Determine which lines contain the word "businesses", then copy those lines.

"""

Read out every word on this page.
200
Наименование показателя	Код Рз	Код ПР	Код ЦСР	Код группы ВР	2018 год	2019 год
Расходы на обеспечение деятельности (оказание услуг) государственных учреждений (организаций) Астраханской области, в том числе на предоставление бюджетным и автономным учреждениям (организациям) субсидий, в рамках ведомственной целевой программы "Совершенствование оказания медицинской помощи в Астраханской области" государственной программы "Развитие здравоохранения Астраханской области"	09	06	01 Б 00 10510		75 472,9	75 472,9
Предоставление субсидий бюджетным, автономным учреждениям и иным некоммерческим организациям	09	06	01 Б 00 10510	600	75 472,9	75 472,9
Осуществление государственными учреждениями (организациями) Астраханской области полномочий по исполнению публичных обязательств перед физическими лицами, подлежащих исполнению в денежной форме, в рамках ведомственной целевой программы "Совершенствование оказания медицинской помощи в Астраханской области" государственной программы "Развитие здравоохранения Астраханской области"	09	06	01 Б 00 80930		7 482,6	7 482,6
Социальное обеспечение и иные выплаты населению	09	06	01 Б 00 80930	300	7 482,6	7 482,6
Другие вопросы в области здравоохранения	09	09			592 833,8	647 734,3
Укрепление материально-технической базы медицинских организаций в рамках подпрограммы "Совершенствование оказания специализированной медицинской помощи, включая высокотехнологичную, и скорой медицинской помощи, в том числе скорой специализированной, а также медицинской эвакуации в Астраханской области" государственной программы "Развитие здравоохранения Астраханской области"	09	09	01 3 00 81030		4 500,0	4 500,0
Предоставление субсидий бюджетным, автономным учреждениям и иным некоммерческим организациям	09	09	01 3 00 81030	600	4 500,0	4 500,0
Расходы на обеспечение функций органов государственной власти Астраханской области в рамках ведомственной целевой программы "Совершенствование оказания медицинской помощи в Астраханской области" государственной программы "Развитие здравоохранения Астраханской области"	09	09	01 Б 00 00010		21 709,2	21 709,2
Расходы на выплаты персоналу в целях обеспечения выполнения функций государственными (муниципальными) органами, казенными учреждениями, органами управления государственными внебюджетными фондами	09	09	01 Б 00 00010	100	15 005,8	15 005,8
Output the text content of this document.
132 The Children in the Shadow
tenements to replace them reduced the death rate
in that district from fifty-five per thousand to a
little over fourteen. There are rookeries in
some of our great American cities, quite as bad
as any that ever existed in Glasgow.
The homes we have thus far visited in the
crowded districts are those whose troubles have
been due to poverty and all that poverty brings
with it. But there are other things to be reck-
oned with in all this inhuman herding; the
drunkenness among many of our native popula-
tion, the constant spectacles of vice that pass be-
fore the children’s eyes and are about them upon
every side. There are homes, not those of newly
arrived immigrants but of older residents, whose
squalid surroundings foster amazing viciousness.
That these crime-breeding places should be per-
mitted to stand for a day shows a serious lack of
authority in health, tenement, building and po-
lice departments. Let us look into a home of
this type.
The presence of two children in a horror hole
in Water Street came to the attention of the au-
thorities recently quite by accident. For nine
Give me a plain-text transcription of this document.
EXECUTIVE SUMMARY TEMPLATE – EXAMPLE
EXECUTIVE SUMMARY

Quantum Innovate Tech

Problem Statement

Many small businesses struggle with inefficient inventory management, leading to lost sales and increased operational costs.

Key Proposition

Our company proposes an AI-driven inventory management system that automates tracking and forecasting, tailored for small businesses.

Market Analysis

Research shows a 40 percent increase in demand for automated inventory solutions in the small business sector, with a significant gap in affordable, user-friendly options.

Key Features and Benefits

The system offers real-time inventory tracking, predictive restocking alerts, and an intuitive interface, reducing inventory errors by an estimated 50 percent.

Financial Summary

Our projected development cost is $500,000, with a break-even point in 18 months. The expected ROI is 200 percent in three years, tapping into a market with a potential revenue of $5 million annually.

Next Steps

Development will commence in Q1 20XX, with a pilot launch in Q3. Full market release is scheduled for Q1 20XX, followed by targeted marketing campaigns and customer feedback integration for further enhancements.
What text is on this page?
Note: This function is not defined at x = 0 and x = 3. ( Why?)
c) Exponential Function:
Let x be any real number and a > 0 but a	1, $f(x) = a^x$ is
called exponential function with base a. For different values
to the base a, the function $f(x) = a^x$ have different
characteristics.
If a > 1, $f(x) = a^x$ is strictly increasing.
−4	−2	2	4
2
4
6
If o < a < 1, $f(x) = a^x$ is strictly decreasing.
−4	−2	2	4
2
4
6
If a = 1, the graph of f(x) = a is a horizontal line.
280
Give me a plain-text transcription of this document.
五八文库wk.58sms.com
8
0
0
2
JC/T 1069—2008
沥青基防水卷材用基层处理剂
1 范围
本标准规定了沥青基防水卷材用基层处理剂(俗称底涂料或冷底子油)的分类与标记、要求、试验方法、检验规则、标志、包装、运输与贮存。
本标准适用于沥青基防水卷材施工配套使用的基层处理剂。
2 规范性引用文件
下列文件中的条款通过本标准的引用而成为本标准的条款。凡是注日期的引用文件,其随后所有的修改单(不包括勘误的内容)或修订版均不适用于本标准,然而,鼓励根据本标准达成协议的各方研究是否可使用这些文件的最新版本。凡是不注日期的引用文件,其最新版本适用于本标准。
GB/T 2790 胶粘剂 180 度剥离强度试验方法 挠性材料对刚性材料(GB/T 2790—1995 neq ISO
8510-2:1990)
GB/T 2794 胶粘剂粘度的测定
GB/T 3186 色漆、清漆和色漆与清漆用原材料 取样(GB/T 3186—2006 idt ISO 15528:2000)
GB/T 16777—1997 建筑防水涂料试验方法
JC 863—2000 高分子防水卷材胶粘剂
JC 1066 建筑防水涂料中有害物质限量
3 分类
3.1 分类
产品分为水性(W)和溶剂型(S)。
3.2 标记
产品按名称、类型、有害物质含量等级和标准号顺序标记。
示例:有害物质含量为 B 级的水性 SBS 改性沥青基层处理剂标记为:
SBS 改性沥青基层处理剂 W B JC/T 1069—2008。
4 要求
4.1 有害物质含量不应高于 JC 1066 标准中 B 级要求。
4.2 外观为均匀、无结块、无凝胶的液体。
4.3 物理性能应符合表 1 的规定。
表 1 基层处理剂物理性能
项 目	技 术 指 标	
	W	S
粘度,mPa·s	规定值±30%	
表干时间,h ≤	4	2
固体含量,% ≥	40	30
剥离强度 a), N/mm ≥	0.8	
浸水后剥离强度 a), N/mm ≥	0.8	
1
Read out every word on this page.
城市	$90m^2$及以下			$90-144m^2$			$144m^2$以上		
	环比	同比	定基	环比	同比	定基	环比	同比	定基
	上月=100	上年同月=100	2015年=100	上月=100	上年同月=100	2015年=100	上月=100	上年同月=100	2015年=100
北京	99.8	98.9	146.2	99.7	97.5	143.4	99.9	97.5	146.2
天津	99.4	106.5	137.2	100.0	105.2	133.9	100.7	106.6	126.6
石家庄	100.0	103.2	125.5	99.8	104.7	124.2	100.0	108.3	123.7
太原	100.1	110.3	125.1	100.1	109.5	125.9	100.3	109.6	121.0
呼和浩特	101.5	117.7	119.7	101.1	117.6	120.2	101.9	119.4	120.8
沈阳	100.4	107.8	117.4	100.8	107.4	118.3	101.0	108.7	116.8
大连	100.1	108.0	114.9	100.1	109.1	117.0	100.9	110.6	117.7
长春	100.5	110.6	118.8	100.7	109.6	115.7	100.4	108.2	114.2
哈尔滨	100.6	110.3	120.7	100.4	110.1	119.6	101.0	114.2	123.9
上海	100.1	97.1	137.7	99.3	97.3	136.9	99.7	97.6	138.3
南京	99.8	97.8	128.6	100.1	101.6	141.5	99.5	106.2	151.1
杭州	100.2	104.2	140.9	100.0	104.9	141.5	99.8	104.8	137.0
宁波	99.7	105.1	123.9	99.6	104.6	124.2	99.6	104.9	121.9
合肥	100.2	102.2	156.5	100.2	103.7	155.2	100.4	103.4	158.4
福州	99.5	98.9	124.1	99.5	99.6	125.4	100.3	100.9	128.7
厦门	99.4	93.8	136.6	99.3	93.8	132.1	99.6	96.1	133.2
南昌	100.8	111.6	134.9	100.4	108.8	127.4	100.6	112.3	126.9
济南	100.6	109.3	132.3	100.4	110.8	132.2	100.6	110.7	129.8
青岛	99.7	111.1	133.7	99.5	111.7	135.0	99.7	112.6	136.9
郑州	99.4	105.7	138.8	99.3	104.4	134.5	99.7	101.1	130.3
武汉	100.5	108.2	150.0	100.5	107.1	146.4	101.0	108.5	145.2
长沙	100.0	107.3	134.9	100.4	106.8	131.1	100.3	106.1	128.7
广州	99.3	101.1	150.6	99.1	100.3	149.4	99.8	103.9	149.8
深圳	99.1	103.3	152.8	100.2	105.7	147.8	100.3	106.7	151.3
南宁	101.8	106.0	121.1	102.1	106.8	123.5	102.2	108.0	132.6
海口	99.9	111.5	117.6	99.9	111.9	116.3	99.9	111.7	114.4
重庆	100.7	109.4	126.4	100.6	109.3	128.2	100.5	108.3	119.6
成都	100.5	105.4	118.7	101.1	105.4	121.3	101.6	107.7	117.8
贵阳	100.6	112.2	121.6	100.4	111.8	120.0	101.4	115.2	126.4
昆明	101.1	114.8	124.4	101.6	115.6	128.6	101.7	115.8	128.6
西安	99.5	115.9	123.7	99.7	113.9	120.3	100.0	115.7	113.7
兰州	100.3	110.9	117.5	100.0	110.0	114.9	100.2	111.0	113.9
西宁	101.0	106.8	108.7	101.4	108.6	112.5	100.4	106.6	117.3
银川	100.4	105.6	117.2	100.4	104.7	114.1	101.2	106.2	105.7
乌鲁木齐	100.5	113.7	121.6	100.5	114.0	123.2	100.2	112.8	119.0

"""

- **WRITTEN RESPONSE**:
Many small businesses struggle with inefficient inventory management, leading to lost sales and increased operational costs.
Our company proposes an AI-driven inventory management system that automates tracking and forecasting, tailored for small businesses.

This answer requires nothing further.